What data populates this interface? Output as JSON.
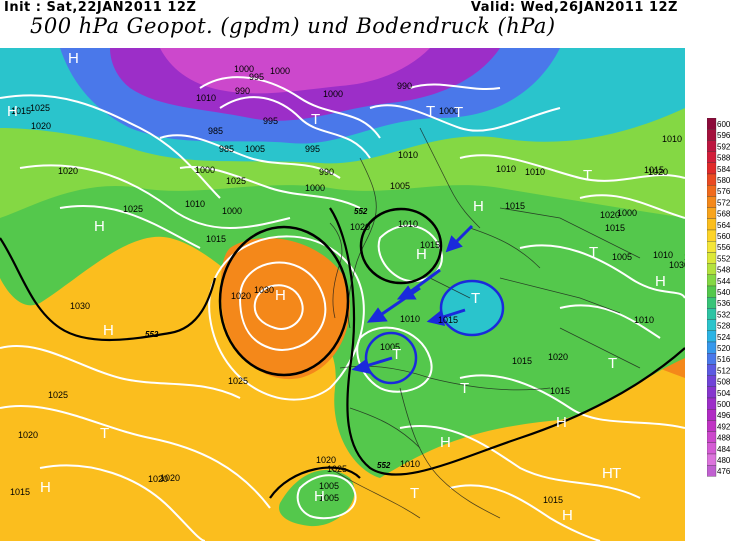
{
  "header": {
    "init": "Init : Sat,22JAN2011 12Z",
    "valid": "Valid: Wed,26JAN2011 12Z",
    "title": "500 hPa Geopot. (gpdm) und Bodendruck (hPa)"
  },
  "colorbar": {
    "levels": [
      "600",
      "596",
      "592",
      "588",
      "584",
      "580",
      "576",
      "572",
      "568",
      "564",
      "560",
      "556",
      "552",
      "548",
      "544",
      "540",
      "536",
      "532",
      "528",
      "524",
      "520",
      "516",
      "512",
      "508",
      "504",
      "500",
      "496",
      "492",
      "488",
      "484",
      "480",
      "476"
    ],
    "colors": [
      "#8c0a3a",
      "#a4103c",
      "#bc1640",
      "#d21e3a",
      "#e02a2a",
      "#ea4a22",
      "#f06a1c",
      "#f4881a",
      "#f8a41c",
      "#fbbe1e",
      "#fdd428",
      "#f4e63a",
      "#dce83a",
      "#b4e23e",
      "#84d844",
      "#54c84c",
      "#38c478",
      "#2ec4a4",
      "#2ac4cc",
      "#2cb4e4",
      "#3698ec",
      "#4a78ea",
      "#5c5ae2",
      "#7044d8",
      "#8636ce",
      "#9c2ec8",
      "#b02ac4",
      "#c034c4",
      "#cc48cc",
      "#d45cd4",
      "#dc74dc",
      "#c060d0"
    ]
  },
  "pressure_labels": [
    "1000",
    "995",
    "1000",
    "990",
    "1000",
    "990",
    "1010",
    "1000",
    "1025",
    "1020",
    "1015",
    "985",
    "995",
    "1005",
    "985",
    "995",
    "1000",
    "1010",
    "1020",
    "1025",
    "1010",
    "1000",
    "990",
    "1000",
    "1010",
    "1005",
    "1015",
    "1010",
    "1020",
    "1015",
    "1015",
    "1020",
    "1025",
    "1030",
    "1020",
    "1030",
    "1025",
    "1020",
    "1025",
    "1010",
    "1015",
    "1005",
    "1010",
    "1015",
    "1015",
    "1020",
    "1020",
    "1025",
    "1010",
    "1005",
    "1015",
    "1015",
    "1020",
    "1000",
    "1005",
    "1005",
    "1010",
    "1015",
    "1010",
    "1010",
    "1015",
    "1020",
    "1020",
    "1005",
    "1030"
  ],
  "height_labels": [
    "552",
    "552",
    "552"
  ],
  "pressure_systems": [
    {
      "symbol": "H"
    },
    {
      "symbol": "T"
    },
    {
      "symbol": "H"
    },
    {
      "symbol": "T"
    },
    {
      "symbol": "T"
    },
    {
      "symbol": "H"
    },
    {
      "symbol": "H"
    },
    {
      "symbol": "H"
    },
    {
      "symbol": "H"
    },
    {
      "symbol": "H"
    },
    {
      "symbol": "T"
    },
    {
      "symbol": "T"
    },
    {
      "symbol": "H"
    },
    {
      "symbol": "T"
    },
    {
      "symbol": "T"
    },
    {
      "symbol": "H"
    },
    {
      "symbol": "T"
    },
    {
      "symbol": "T"
    },
    {
      "symbol": "H"
    },
    {
      "symbol": "T"
    },
    {
      "symbol": "H"
    },
    {
      "symbol": "H"
    },
    {
      "symbol": "H"
    },
    {
      "symbol": "T"
    },
    {
      "symbol": "T"
    },
    {
      "symbol": "H"
    }
  ],
  "annotations": {
    "black_circles": 2,
    "blue_circles": 2,
    "arrows": 5
  }
}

====================

» YOUR TASK: Restate each line of the records exactly; pictures do not belong in the copy.

» RESPONSE:
What data populates this interface? Output as JSON.
{
  "header": {
    "init": "Init : Sat,22JAN2011 12Z",
    "valid": "Valid: Wed,26JAN2011 12Z",
    "title": "500 hPa Geopot. (gpdm) und Bodendruck (hPa)"
  },
  "colorbar": {
    "levels": [
      "600",
      "596",
      "592",
      "588",
      "584",
      "580",
      "576",
      "572",
      "568",
      "564",
      "560",
      "556",
      "552",
      "548",
      "544",
      "540",
      "536",
      "532",
      "528",
      "524",
      "520",
      "516",
      "512",
      "508",
      "504",
      "500",
      "496",
      "492",
      "488",
      "484",
      "480",
      "476"
    ],
    "colors": [
      "#8c0a3a",
      "#a4103c",
      "#bc1640",
      "#d21e3a",
      "#e02a2a",
      "#ea4a22",
      "#f06a1c",
      "#f4881a",
      "#f8a41c",
      "#fbbe1e",
      "#fdd428",
      "#f4e63a",
      "#dce83a",
      "#b4e23e",
      "#84d844",
      "#54c84c",
      "#38c478",
      "#2ec4a4",
      "#2ac4cc",
      "#2cb4e4",
      "#3698ec",
      "#4a78ea",
      "#5c5ae2",
      "#7044d8",
      "#8636ce",
      "#9c2ec8",
      "#b02ac4",
      "#c034c4",
      "#cc48cc",
      "#d45cd4",
      "#dc74dc",
      "#c060d0"
    ]
  },
  "pressure_labels": [
    "1000",
    "995",
    "1000",
    "990",
    "1000",
    "990",
    "1010",
    "1000",
    "1025",
    "1020",
    "1015",
    "985",
    "995",
    "1005",
    "985",
    "995",
    "1000",
    "1010",
    "1020",
    "1025",
    "1010",
    "1000",
    "990",
    "1000",
    "1010",
    "1005",
    "1015",
    "1010",
    "1020",
    "1015",
    "1015",
    "1020",
    "1025",
    "1030",
    "1020",
    "1030",
    "1025",
    "1020",
    "1025",
    "1010",
    "1015",
    "1005",
    "1010",
    "1015",
    "1015",
    "1020",
    "1020",
    "1025",
    "1010",
    "1005",
    "1015",
    "1015",
    "1020",
    "1000",
    "1005",
    "1005",
    "1010",
    "1015",
    "1010",
    "1010",
    "1015",
    "1020",
    "1020",
    "1005",
    "1030"
  ],
  "height_labels": [
    "552",
    "552",
    "552"
  ],
  "pressure_systems": [
    {
      "symbol": "H"
    },
    {
      "symbol": "T"
    },
    {
      "symbol": "H"
    },
    {
      "symbol": "T"
    },
    {
      "symbol": "T"
    },
    {
      "symbol": "H"
    },
    {
      "symbol": "H"
    },
    {
      "symbol": "H"
    },
    {
      "symbol": "H"
    },
    {
      "symbol": "H"
    },
    {
      "symbol": "T"
    },
    {
      "symbol": "T"
    },
    {
      "symbol": "H"
    },
    {
      "symbol": "T"
    },
    {
      "symbol": "T"
    },
    {
      "symbol": "H"
    },
    {
      "symbol": "T"
    },
    {
      "symbol": "T"
    },
    {
      "symbol": "H"
    },
    {
      "symbol": "T"
    },
    {
      "symbol": "H"
    },
    {
      "symbol": "H"
    },
    {
      "symbol": "H"
    },
    {
      "symbol": "T"
    },
    {
      "symbol": "T"
    },
    {
      "symbol": "H"
    }
  ],
  "annotations": {
    "black_circles": 2,
    "blue_circles": 2,
    "arrows": 5
  }
}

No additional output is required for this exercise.